Directions for this task: Copy out every line exactly as given.

────────

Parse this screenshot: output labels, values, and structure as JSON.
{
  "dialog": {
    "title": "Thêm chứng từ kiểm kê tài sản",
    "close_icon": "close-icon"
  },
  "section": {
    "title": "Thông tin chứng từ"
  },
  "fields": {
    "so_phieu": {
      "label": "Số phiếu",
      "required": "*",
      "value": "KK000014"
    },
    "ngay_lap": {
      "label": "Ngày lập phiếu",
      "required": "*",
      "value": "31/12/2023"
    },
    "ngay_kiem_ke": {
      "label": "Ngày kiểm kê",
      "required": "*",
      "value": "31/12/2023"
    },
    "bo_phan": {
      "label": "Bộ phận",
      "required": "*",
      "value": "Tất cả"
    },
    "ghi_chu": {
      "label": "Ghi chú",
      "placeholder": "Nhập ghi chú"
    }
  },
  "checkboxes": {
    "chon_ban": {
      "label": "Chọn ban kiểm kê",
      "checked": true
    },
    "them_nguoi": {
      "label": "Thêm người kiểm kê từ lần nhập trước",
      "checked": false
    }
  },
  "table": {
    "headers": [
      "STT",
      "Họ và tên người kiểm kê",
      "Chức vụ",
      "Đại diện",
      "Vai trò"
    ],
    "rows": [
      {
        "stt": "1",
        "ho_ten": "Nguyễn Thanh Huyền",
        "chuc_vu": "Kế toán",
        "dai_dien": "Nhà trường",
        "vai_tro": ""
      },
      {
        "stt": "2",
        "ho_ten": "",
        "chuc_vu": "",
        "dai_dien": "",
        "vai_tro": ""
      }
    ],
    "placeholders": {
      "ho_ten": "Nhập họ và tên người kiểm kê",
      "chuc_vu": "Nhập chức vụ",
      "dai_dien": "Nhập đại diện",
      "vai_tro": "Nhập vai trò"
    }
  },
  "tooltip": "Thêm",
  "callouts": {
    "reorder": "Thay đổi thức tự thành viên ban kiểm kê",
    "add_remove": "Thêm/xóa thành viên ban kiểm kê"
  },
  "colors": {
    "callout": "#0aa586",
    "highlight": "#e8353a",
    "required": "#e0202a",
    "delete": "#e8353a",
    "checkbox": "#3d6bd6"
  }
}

────────

Answer to the problem:
Parse this screenshot: output labels, values, and structure as JSON.
{
  "dialog": {
    "title": "Thêm chứng từ kiểm kê tài sản",
    "close_icon": "close-icon"
  },
  "section": {
    "title": "Thông tin chứng từ"
  },
  "fields": {
    "so_phieu": {
      "label": "Số phiếu",
      "required": "*",
      "value": "KK000014"
    },
    "ngay_lap": {
      "label": "Ngày lập phiếu",
      "required": "*",
      "value": "31/12/2023"
    },
    "ngay_kiem_ke": {
      "label": "Ngày kiểm kê",
      "required": "*",
      "value": "31/12/2023"
    },
    "bo_phan": {
      "label": "Bộ phận",
      "required": "*",
      "value": "Tất cả"
    },
    "ghi_chu": {
      "label": "Ghi chú",
      "placeholder": "Nhập ghi chú"
    }
  },
  "checkboxes": {
    "chon_ban": {
      "label": "Chọn ban kiểm kê",
      "checked": true
    },
    "them_nguoi": {
      "label": "Thêm người kiểm kê từ lần nhập trước",
      "checked": false
    }
  },
  "table": {
    "headers": [
      "STT",
      "Họ và tên người kiểm kê",
      "Chức vụ",
      "Đại diện",
      "Vai trò"
    ],
    "rows": [
      {
        "stt": "1",
        "ho_ten": "Nguyễn Thanh Huyền",
        "chuc_vu": "Kế toán",
        "dai_dien": "Nhà trường",
        "vai_tro": ""
      },
      {
        "stt": "2",
        "ho_ten": "",
        "chuc_vu": "",
        "dai_dien": "",
        "vai_tro": ""
      }
    ],
    "placeholders": {
      "ho_ten": "Nhập họ và tên người kiểm kê",
      "chuc_vu": "Nhập chức vụ",
      "dai_dien": "Nhập đại diện",
      "vai_tro": "Nhập vai trò"
    }
  },
  "tooltip": "Thêm",
  "callouts": {
    "reorder": "Thay đổi thức tự thành viên ban kiểm kê",
    "add_remove": "Thêm/xóa thành viên ban kiểm kê"
  },
  "colors": {
    "callout": "#0aa586",
    "highlight": "#e8353a",
    "required": "#e0202a",
    "delete": "#e8353a",
    "checkbox": "#3d6bd6"
  }
}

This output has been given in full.